╔══

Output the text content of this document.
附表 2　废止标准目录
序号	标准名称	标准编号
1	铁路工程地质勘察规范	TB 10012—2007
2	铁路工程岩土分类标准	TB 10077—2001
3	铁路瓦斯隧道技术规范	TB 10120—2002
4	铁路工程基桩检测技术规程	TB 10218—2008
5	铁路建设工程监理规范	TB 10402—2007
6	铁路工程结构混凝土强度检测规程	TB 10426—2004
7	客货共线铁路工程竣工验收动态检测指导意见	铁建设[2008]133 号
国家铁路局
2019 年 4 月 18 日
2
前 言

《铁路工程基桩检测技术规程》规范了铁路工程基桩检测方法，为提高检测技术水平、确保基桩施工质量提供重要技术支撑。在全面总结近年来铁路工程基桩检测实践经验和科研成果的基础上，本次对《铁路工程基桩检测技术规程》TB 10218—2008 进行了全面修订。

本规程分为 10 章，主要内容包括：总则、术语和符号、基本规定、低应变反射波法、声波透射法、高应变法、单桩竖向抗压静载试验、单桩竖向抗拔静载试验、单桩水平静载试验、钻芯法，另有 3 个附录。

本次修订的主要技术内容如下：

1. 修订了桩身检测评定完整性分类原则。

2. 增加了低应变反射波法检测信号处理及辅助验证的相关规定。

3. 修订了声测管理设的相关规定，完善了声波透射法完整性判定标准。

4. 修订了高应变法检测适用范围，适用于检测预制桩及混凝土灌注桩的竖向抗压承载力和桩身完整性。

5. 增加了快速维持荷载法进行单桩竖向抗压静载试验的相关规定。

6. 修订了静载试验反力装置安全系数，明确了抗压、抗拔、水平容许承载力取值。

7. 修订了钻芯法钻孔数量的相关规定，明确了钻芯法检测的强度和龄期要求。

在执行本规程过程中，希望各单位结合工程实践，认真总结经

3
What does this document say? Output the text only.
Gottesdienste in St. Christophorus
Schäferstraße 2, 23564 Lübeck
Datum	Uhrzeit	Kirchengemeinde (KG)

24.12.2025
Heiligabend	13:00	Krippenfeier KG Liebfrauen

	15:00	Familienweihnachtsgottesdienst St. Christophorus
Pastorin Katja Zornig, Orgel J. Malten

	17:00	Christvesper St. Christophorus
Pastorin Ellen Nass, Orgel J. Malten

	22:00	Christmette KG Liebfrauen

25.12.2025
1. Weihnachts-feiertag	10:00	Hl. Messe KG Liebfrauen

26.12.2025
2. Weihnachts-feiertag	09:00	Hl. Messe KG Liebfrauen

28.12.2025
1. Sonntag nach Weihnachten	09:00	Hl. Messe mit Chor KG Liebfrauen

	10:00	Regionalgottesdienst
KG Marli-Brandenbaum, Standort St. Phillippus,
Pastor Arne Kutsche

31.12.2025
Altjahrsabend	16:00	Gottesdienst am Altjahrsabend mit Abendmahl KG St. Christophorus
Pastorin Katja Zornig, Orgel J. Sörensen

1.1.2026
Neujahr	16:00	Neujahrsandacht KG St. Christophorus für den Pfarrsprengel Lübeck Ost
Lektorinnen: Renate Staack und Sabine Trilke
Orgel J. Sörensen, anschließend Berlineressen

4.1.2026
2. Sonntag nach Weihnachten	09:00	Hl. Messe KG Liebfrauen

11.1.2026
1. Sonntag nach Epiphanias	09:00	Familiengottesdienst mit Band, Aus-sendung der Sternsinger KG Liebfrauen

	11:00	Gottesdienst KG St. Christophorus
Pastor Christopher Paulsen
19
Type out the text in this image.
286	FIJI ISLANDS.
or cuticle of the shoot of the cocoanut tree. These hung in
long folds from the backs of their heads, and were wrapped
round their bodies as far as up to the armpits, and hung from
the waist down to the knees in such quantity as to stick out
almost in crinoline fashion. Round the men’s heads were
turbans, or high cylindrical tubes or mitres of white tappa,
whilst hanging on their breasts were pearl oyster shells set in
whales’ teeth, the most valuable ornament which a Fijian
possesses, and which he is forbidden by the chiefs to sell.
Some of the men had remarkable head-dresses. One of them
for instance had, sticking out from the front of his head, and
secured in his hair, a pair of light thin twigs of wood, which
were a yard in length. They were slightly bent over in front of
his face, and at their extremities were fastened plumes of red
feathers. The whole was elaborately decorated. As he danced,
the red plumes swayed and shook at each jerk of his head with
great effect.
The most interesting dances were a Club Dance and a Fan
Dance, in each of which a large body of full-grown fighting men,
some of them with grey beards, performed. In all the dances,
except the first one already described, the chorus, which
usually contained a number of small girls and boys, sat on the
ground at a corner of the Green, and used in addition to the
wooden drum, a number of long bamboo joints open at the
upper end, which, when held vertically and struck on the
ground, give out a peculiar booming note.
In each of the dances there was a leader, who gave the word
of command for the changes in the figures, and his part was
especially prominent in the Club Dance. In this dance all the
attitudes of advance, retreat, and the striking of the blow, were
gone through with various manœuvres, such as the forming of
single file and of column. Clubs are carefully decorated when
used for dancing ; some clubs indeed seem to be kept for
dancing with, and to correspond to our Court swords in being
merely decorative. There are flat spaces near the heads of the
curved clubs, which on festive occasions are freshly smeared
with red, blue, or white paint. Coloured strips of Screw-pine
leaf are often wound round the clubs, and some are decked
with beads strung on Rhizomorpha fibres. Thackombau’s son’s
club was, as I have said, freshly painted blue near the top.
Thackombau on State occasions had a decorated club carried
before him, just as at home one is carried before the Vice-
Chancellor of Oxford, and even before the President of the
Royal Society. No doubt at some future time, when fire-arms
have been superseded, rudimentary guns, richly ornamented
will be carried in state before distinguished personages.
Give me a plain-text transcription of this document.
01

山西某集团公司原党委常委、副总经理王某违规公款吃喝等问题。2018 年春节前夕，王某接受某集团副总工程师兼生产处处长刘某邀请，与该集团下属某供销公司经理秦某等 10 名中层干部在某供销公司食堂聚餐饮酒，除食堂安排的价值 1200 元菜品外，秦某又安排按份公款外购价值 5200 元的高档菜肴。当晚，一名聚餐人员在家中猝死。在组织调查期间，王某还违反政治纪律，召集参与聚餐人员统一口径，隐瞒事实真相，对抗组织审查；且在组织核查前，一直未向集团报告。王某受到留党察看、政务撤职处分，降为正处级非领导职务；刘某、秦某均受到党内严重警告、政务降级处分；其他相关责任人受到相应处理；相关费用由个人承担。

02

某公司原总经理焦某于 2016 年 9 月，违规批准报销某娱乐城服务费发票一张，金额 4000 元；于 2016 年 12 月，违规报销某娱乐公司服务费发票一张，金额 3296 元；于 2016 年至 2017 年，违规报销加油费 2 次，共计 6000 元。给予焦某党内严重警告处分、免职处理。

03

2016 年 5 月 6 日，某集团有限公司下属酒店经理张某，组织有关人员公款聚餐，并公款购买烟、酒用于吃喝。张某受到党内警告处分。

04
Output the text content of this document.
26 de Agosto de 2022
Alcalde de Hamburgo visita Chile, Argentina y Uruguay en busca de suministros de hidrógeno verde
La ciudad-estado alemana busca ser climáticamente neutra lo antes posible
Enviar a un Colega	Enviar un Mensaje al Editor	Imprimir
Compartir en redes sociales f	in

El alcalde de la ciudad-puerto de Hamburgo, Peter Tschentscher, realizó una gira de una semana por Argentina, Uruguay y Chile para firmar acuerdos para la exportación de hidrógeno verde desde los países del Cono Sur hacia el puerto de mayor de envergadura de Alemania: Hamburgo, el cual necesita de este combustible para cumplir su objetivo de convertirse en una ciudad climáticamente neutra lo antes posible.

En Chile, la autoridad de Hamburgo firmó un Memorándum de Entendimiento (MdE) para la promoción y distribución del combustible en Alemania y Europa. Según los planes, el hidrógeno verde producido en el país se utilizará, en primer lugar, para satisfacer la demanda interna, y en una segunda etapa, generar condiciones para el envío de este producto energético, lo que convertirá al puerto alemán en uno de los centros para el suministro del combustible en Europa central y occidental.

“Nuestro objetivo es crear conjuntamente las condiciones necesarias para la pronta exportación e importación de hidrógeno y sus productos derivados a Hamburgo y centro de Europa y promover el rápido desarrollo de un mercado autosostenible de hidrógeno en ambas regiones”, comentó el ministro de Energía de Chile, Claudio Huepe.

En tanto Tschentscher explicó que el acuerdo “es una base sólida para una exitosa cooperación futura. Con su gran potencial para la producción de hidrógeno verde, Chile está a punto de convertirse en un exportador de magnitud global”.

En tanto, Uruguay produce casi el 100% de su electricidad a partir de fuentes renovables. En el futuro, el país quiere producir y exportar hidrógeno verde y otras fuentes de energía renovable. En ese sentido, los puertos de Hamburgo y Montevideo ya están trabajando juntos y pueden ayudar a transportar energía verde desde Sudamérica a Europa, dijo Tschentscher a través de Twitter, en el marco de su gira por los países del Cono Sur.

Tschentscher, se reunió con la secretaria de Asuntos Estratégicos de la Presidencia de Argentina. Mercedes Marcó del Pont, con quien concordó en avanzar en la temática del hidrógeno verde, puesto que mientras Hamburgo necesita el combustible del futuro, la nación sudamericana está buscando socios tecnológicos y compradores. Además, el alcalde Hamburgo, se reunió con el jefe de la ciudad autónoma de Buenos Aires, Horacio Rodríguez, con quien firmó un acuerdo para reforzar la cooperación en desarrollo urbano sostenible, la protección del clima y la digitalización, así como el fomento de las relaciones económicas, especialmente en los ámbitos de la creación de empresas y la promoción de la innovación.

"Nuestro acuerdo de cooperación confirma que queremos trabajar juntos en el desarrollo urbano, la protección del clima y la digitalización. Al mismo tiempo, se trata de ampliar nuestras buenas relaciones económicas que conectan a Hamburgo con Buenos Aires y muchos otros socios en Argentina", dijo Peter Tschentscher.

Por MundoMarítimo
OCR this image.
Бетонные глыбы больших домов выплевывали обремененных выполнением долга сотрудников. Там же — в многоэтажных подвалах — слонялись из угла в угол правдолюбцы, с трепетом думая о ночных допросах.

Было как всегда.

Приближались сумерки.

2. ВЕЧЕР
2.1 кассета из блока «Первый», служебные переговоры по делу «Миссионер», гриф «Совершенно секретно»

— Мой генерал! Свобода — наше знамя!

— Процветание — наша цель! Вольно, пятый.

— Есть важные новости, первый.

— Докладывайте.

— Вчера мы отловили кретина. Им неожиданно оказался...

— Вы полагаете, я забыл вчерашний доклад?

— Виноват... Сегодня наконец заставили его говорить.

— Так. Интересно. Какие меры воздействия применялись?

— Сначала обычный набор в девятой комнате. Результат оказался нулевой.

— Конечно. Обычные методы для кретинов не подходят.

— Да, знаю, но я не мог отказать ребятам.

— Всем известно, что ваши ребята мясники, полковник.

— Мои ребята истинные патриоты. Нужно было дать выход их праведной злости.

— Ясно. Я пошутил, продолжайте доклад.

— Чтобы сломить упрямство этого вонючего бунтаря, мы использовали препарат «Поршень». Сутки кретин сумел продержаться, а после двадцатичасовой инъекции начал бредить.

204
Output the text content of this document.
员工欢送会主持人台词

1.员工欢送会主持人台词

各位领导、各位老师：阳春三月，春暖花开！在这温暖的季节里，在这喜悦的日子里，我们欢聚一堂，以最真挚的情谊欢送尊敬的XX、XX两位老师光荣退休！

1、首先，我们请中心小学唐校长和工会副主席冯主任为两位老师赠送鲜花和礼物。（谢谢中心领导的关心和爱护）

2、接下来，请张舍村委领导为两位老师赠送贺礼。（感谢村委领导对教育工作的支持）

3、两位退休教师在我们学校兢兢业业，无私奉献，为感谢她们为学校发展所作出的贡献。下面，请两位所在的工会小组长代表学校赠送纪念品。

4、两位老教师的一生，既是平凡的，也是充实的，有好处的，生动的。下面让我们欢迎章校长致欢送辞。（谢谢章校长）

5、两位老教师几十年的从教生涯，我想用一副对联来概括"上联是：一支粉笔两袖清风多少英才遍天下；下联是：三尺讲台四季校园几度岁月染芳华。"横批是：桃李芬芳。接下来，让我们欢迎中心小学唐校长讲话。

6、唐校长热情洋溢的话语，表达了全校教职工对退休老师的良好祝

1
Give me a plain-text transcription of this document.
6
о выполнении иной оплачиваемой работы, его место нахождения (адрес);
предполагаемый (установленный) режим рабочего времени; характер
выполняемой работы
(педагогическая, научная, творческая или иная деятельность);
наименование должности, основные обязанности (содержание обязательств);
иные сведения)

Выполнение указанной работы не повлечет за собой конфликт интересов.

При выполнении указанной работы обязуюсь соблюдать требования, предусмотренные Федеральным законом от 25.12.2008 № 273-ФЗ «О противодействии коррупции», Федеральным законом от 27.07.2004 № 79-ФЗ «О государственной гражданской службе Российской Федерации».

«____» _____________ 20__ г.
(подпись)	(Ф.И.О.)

╚══

Find the lines above that contain the word "hung" and collect them.

or cuticle of the shoot of the cocoanut tree. These hung in
round their bodies as far as up to the armpits, and hung from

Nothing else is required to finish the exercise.